*Exercise task:* Pick out each line with the word "name" from the material that follows.

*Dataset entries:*
____
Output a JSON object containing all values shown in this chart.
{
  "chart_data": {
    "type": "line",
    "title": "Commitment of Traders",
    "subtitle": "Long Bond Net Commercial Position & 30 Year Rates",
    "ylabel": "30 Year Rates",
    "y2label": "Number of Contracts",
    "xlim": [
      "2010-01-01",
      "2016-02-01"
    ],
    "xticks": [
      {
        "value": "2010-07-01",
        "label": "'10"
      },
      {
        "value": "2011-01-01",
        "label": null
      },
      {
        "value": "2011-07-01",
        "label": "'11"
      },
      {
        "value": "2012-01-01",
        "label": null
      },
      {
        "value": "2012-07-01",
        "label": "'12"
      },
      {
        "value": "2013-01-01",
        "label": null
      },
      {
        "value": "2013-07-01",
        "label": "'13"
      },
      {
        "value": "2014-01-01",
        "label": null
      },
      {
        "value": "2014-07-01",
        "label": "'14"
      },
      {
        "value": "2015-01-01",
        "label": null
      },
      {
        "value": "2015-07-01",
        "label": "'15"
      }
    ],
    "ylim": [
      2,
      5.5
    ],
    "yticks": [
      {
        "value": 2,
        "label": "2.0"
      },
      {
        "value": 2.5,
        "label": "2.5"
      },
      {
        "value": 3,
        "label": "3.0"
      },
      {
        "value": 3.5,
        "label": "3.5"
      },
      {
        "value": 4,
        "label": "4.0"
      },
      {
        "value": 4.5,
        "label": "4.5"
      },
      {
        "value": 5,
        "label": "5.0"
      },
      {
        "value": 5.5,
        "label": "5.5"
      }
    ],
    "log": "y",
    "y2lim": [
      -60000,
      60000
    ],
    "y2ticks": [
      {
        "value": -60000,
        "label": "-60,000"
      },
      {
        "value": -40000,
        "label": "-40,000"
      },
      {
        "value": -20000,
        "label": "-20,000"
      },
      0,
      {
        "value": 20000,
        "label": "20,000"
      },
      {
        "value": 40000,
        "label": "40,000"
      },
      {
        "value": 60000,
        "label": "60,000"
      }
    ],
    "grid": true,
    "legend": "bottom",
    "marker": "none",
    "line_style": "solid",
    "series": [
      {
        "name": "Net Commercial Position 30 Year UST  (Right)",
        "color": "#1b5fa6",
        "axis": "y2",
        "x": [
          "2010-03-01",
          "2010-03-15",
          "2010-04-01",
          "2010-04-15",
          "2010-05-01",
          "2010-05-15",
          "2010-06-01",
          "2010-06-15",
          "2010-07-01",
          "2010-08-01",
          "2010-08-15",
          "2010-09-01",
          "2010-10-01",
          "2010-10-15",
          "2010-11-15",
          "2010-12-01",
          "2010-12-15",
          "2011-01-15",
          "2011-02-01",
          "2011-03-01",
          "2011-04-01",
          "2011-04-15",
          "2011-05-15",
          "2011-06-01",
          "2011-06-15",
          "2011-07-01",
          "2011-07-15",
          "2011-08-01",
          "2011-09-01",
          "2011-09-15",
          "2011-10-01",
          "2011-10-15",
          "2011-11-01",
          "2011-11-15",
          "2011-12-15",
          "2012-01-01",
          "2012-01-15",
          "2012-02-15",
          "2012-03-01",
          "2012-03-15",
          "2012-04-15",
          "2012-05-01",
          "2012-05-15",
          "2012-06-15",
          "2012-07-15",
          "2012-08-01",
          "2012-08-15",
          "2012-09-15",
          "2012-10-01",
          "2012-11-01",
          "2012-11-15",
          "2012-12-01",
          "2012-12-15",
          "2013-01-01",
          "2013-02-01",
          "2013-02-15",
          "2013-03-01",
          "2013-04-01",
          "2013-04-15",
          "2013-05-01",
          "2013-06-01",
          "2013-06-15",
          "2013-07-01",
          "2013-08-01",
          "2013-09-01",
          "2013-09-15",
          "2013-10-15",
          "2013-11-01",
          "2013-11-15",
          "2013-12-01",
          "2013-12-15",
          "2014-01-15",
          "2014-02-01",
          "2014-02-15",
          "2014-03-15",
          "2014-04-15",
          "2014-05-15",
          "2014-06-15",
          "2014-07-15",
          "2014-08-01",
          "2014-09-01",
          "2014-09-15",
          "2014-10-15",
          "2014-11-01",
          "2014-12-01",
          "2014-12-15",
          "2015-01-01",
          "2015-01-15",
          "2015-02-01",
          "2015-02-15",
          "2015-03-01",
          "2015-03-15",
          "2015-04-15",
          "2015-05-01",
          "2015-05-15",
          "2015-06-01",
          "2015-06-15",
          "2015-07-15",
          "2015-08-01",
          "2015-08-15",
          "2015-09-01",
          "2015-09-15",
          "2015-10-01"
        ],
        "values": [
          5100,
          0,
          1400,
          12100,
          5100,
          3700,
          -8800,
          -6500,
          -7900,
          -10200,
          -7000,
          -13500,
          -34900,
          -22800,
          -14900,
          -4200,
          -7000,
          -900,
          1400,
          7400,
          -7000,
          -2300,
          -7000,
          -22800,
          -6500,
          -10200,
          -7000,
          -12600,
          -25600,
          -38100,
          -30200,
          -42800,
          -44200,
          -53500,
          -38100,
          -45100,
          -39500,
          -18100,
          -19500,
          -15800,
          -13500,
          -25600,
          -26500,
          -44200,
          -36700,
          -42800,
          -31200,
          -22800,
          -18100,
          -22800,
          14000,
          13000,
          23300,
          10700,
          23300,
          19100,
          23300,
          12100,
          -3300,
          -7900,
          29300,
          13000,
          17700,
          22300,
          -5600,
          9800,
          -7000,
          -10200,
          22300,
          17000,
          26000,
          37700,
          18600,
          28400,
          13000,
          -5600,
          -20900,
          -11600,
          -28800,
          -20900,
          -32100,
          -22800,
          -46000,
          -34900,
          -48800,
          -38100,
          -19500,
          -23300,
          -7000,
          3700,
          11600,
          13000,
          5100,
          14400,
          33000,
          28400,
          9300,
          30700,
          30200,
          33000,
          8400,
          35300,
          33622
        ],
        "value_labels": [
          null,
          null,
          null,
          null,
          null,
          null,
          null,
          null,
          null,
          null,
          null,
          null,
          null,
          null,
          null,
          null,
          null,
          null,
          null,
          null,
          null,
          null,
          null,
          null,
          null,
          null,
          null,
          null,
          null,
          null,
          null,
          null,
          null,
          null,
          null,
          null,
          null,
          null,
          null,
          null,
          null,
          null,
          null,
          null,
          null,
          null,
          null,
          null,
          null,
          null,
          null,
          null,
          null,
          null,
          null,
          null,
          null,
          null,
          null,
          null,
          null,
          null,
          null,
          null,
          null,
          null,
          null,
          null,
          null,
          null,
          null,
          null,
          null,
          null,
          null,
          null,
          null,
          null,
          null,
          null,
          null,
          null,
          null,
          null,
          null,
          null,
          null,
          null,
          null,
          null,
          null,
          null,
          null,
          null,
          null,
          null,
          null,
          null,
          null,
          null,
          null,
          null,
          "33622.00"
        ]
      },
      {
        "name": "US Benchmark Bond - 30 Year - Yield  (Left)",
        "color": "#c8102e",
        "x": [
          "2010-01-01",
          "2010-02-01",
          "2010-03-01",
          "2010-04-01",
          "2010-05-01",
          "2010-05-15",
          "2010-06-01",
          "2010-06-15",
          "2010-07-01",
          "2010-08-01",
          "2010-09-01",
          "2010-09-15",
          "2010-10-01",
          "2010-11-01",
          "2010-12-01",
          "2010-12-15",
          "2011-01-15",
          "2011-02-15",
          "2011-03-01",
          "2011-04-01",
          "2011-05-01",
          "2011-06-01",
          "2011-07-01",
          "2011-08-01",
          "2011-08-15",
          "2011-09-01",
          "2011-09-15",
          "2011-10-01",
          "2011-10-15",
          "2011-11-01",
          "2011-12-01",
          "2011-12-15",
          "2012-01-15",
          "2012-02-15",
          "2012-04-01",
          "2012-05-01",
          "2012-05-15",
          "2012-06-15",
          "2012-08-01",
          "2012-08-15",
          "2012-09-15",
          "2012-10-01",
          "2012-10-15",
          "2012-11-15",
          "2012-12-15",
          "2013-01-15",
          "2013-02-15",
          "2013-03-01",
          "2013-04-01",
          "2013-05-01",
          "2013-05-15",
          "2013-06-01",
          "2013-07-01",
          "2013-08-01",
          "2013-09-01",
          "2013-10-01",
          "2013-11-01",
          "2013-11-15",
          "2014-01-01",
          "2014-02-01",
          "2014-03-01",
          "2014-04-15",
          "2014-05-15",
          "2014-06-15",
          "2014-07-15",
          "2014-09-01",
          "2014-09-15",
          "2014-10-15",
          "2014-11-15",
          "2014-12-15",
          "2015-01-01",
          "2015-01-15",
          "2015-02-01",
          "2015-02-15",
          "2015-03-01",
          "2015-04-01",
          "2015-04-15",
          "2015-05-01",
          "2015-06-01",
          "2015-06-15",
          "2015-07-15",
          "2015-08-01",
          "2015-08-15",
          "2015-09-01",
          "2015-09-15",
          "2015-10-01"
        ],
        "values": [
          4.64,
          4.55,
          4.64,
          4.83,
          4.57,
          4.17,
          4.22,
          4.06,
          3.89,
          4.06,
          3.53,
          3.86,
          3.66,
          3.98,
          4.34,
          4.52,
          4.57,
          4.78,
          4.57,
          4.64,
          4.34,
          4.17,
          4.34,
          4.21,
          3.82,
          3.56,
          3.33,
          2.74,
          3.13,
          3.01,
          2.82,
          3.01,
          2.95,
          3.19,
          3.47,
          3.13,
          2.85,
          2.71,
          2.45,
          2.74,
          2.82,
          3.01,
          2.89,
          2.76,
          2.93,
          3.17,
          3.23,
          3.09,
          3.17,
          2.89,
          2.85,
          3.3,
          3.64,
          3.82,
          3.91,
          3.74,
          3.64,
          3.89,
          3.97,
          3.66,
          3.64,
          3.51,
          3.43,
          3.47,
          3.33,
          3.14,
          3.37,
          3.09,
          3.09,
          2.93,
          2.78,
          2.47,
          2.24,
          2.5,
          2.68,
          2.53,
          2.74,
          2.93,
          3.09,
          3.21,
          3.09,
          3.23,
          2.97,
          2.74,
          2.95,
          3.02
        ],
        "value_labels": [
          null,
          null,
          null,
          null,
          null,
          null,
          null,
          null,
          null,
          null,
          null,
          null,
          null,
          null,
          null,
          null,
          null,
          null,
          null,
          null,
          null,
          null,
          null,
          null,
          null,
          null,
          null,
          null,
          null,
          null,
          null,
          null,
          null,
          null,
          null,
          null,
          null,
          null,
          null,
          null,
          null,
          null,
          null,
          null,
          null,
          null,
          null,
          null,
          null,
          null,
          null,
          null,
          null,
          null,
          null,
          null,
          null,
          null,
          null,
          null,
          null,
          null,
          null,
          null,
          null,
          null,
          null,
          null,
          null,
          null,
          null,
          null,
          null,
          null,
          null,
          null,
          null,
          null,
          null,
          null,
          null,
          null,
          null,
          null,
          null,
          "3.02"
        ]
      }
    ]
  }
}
____
*Exercise output:*
        "name": "Net Commercial Position 30 Year UST  (Right)",
        "name": "US Benchmark Bond - 30 Year - Yield  (Left)",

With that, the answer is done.